***** Supplied data

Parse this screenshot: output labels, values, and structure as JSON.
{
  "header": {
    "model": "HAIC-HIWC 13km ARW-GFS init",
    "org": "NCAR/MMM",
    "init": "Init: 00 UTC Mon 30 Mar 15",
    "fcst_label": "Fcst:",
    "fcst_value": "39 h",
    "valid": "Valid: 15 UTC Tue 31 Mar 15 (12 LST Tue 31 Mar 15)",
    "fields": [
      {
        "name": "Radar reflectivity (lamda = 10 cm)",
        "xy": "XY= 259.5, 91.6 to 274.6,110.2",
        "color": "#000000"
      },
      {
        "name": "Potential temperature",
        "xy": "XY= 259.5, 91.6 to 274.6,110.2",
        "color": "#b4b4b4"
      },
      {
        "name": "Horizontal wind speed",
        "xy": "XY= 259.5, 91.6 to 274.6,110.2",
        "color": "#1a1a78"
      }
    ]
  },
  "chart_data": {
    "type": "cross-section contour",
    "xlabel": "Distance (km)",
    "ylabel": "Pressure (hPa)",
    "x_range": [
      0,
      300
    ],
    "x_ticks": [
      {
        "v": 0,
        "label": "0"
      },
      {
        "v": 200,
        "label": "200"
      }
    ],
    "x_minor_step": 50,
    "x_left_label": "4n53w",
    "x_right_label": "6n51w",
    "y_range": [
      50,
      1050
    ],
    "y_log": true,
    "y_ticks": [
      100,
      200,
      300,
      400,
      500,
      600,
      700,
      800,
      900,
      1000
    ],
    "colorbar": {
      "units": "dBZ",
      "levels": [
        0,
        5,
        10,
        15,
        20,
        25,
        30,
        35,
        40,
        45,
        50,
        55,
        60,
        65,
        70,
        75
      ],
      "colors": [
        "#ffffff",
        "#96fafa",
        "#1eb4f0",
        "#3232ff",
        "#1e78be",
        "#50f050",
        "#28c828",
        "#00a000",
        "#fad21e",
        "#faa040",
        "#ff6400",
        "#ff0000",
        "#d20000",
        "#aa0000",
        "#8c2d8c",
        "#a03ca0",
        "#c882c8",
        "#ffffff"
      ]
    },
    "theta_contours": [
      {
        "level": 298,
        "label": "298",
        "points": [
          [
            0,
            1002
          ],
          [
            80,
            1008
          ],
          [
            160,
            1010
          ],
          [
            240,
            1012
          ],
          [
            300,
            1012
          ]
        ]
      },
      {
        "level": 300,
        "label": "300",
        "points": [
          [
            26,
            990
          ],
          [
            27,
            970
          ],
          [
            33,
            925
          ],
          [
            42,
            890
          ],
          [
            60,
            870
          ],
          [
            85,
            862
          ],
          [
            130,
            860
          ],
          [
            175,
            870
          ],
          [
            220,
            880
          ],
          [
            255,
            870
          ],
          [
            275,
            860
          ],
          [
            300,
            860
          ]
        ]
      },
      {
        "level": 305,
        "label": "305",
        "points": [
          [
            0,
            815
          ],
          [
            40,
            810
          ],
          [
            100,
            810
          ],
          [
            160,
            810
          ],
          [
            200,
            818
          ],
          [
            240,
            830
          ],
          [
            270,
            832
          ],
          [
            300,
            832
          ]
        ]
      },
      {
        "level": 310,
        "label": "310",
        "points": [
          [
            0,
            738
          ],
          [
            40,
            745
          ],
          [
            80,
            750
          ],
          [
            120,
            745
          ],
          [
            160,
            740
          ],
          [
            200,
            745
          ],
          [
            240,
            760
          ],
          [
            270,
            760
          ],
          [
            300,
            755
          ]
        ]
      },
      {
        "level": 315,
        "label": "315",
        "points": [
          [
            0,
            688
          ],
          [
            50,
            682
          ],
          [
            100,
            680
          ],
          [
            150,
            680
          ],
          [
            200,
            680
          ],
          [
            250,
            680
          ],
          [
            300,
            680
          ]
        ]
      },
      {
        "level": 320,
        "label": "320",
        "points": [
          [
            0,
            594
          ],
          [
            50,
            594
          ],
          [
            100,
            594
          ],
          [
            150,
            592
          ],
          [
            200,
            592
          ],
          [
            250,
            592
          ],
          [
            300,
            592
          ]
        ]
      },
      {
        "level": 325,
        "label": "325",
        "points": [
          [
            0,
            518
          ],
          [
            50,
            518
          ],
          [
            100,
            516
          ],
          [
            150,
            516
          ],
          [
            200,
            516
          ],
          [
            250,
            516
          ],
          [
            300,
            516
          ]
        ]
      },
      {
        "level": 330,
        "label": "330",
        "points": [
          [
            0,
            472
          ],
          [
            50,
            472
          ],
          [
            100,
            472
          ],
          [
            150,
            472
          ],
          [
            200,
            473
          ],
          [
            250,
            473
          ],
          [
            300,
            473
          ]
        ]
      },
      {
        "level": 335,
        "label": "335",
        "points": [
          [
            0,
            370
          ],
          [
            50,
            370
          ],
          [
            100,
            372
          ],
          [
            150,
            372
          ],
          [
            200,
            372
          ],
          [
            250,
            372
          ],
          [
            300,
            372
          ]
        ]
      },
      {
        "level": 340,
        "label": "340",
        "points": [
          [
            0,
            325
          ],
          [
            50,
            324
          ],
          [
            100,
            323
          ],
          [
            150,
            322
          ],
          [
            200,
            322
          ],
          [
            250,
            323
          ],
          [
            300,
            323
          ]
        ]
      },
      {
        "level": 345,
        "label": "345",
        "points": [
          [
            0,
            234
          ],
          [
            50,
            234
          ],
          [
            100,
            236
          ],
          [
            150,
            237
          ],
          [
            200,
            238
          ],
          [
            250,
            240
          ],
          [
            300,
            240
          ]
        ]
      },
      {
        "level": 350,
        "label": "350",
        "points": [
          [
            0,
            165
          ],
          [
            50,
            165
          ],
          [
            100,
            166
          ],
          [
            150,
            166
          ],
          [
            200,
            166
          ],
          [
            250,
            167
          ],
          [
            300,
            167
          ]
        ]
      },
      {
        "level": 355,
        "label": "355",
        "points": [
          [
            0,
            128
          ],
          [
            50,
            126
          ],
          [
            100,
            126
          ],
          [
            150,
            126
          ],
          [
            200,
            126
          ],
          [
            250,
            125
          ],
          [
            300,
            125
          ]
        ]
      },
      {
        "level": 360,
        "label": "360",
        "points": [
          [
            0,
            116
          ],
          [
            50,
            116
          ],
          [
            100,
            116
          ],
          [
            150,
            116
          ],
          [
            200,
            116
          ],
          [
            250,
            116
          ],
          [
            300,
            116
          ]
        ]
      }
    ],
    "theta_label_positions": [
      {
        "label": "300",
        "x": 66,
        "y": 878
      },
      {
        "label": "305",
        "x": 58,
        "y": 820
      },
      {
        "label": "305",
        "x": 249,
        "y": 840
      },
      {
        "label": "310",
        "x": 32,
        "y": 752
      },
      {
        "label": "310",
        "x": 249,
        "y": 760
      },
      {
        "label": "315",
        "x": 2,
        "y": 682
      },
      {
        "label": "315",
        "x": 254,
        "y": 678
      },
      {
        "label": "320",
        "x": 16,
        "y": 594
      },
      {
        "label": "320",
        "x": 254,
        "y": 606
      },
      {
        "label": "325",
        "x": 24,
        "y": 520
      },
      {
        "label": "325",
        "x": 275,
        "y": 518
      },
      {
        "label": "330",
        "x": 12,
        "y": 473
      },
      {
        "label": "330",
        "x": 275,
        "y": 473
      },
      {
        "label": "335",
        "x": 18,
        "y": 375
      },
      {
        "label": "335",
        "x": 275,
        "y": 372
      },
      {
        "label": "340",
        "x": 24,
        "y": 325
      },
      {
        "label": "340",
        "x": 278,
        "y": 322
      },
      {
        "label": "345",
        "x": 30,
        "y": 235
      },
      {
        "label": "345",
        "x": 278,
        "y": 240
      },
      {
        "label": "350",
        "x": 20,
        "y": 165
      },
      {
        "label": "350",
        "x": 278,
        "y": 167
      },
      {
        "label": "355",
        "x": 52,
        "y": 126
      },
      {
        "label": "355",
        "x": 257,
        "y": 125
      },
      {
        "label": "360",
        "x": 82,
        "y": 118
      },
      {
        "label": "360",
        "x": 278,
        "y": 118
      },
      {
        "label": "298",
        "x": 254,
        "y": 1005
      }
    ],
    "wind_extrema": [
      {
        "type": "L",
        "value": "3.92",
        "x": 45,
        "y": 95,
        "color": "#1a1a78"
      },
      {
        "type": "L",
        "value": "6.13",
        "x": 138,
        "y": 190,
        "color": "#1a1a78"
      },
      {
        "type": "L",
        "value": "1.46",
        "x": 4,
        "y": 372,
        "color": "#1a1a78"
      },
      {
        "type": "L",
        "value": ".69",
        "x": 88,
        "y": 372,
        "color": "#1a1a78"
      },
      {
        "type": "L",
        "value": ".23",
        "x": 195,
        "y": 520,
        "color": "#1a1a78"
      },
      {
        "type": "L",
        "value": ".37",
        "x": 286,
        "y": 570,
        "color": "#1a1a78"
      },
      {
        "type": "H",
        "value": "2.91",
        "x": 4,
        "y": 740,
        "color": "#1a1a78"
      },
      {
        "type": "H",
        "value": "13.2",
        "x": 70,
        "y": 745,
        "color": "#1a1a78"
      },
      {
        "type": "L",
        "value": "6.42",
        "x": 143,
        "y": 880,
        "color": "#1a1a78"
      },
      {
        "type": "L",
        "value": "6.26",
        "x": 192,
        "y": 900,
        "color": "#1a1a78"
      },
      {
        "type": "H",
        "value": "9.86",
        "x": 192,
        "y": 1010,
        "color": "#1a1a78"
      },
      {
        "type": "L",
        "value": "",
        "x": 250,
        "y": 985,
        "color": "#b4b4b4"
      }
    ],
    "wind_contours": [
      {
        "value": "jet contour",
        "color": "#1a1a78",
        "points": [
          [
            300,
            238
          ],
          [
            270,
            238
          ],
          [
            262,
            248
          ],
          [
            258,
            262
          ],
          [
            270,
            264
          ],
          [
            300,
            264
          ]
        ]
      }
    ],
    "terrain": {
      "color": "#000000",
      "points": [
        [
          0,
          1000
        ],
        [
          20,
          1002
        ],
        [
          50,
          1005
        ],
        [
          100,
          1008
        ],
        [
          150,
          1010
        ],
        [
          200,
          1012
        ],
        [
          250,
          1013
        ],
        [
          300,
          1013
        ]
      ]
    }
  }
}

**********

Objective
Read the data above and pull out each line that holds the string "init".

Written solution
    "model": "HAIC-HIWC 13km ARW-GFS init",
    "init": "Init: 00 UTC Mon 30 Mar 15",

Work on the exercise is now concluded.